→ Data items
··········

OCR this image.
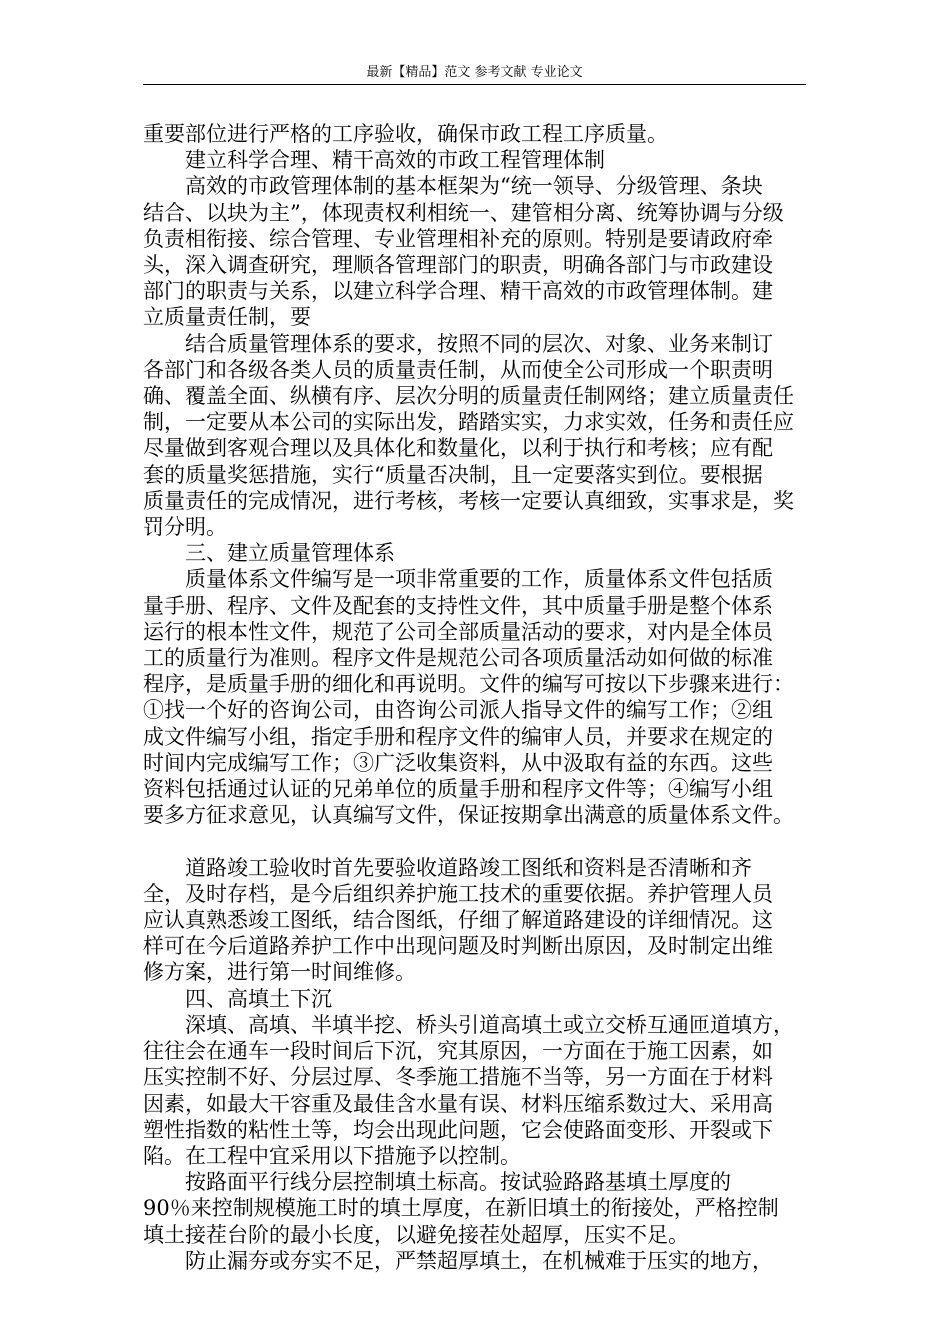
最新【精品】范文 参考文献 专业论文

重要部位进行严格的工序验收，确保市政工程工序质量。

　　建立科学合理、精干高效的市政工程管理体制

　　高效的市政管理体制的基本框架为“统一领导、分级管理、条块

结合、以块为主”，体现责权利相统一、建管相分离、统筹协调与分级

负责相衔接、综合管理、专业管理相补充的原则。特别是要请政府牵

头，深入调查研究，理顺各管理部门的职责，明确各部门与市政建设

部门的职责与关系，以建立科学合理、精干高效的市政管理体制。建

立质量责任制，要

　　结合质量管理体系的要求，按照不同的层次、对象、业务来制订

各部门和各级各类人员的质量责任制，从而使全公司形成一个职责明

确、覆盖全面、纵横有序、层次分明的质量责任制网络；建立质量责任

制，一定要从本公司的实际出发，踏踏实实，力求实效，任务和责任应

尽量做到客观合理以及具体化和数量化，以利于执行和考核；应有配

套的质量奖惩措施，实行“质量否决制，且一定要落实到位。要根据

质量责任的完成情况，进行考核，考核一定要认真细致，实事求是，奖

罚分明。

　　三、建立质量管理体系

　　质量体系文件编写是一项非常重要的工作，质量体系文件包括质

量手册、程序、文件及配套的支持性文件，其中质量手册是整个体系

运行的根本性文件，规范了公司全部质量活动的要求，对内是全体员

工的质量行为准则。程序文件是规范公司各项质量活动如何做的标准

程序，是质量手册的细化和再说明。文件的编写可按以下步骤来进行：

①找一个好的咨询公司，由咨询公司派人指导文件的编写工作；②组

成文件编写小组，指定手册和程序文件的编审人员，并要求在规定的

时间内完成编写工作；③广泛收集资料，从中汲取有益的东西。这些

资料包括通过认证的兄弟单位的质量手册和程序文件等；④编写小组

要多方征求意见，认真编写文件，保证按期拿出满意的质量体系文件。

　　道路竣工验收时首先要验收道路竣工图纸和资料是否清晰和齐

全，及时存档，是今后组织养护施工技术的重要依据。养护管理人员

应认真熟悉竣工图纸，结合图纸，仔细了解道路建设的详细情况。这

样可在今后道路养护工作中出现问题及时判断出原因，及时制定出维

修方案，进行第一时间维修。

　　四、高填土下沉

　　深填、高填、半填半挖、桥头引道高填土或立交桥互通匝道填方，

往往会在通车一段时间后下沉，究其原因，一方面在于施工因素，如

压实控制不好、分层过厚、冬季施工措施不当等，另一方面在于材料

因素，如最大干容重及最佳含水量有误、材料压缩系数过大、采用高

塑性指数的粘性土等，均会出现此问题，它会使路面变形、开裂或下

陷。在工程中宜采用以下措施予以控制。

　　按路面平行线分层控制填土标高。按试验路路基填土厚度的

90％来控制规模施工时的填土厚度，在新旧填土的衔接处，严格控制

填土接茬台阶的最小长度，以避免接茬处超厚，压实不足。

　　防止漏夯或夯实不足，严禁超厚填土，在机械难于压实的地方，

··········

→ BRIEF
Repeat each entry exactly. Pictures do not belong in the copy.

→ REPLY
OCR this image.
最新【精品】范文 参考文献 专业论文

重要部位进行严格的工序验收，确保市政工程工序质量。

　　建立科学合理、精干高效的市政工程管理体制

　　高效的市政管理体制的基本框架为“统一领导、分级管理、条块

结合、以块为主”，体现责权利相统一、建管相分离、统筹协调与分级

负责相衔接、综合管理、专业管理相补充的原则。特别是要请政府牵

头，深入调查研究，理顺各管理部门的职责，明确各部门与市政建设

部门的职责与关系，以建立科学合理、精干高效的市政管理体制。建

立质量责任制，要

　　结合质量管理体系的要求，按照不同的层次、对象、业务来制订

各部门和各级各类人员的质量责任制，从而使全公司形成一个职责明

确、覆盖全面、纵横有序、层次分明的质量责任制网络；建立质量责任

制，一定要从本公司的实际出发，踏踏实实，力求实效，任务和责任应

尽量做到客观合理以及具体化和数量化，以利于执行和考核；应有配

套的质量奖惩措施，实行“质量否决制，且一定要落实到位。要根据

质量责任的完成情况，进行考核，考核一定要认真细致，实事求是，奖

罚分明。

　　三、建立质量管理体系

　　质量体系文件编写是一项非常重要的工作，质量体系文件包括质

量手册、程序、文件及配套的支持性文件，其中质量手册是整个体系

运行的根本性文件，规范了公司全部质量活动的要求，对内是全体员

工的质量行为准则。程序文件是规范公司各项质量活动如何做的标准

程序，是质量手册的细化和再说明。文件的编写可按以下步骤来进行：

①找一个好的咨询公司，由咨询公司派人指导文件的编写工作；②组

成文件编写小组，指定手册和程序文件的编审人员，并要求在规定的

时间内完成编写工作；③广泛收集资料，从中汲取有益的东西。这些

资料包括通过认证的兄弟单位的质量手册和程序文件等；④编写小组

要多方征求意见，认真编写文件，保证按期拿出满意的质量体系文件。

　　道路竣工验收时首先要验收道路竣工图纸和资料是否清晰和齐

全，及时存档，是今后组织养护施工技术的重要依据。养护管理人员

应认真熟悉竣工图纸，结合图纸，仔细了解道路建设的详细情况。这

样可在今后道路养护工作中出现问题及时判断出原因，及时制定出维

修方案，进行第一时间维修。

　　四、高填土下沉

　　深填、高填、半填半挖、桥头引道高填土或立交桥互通匝道填方，

往往会在通车一段时间后下沉，究其原因，一方面在于施工因素，如

压实控制不好、分层过厚、冬季施工措施不当等，另一方面在于材料

因素，如最大干容重及最佳含水量有误、材料压缩系数过大、采用高

塑性指数的粘性土等，均会出现此问题，它会使路面变形、开裂或下

陷。在工程中宜采用以下措施予以控制。

　　按路面平行线分层控制填土标高。按试验路路基填土厚度的

90％来控制规模施工时的填土厚度，在新旧填土的衔接处，严格控制

填土接茬台阶的最小长度，以避免接茬处超厚，压实不足。

　　防止漏夯或夯实不足，严禁超厚填土，在机械难于压实的地方，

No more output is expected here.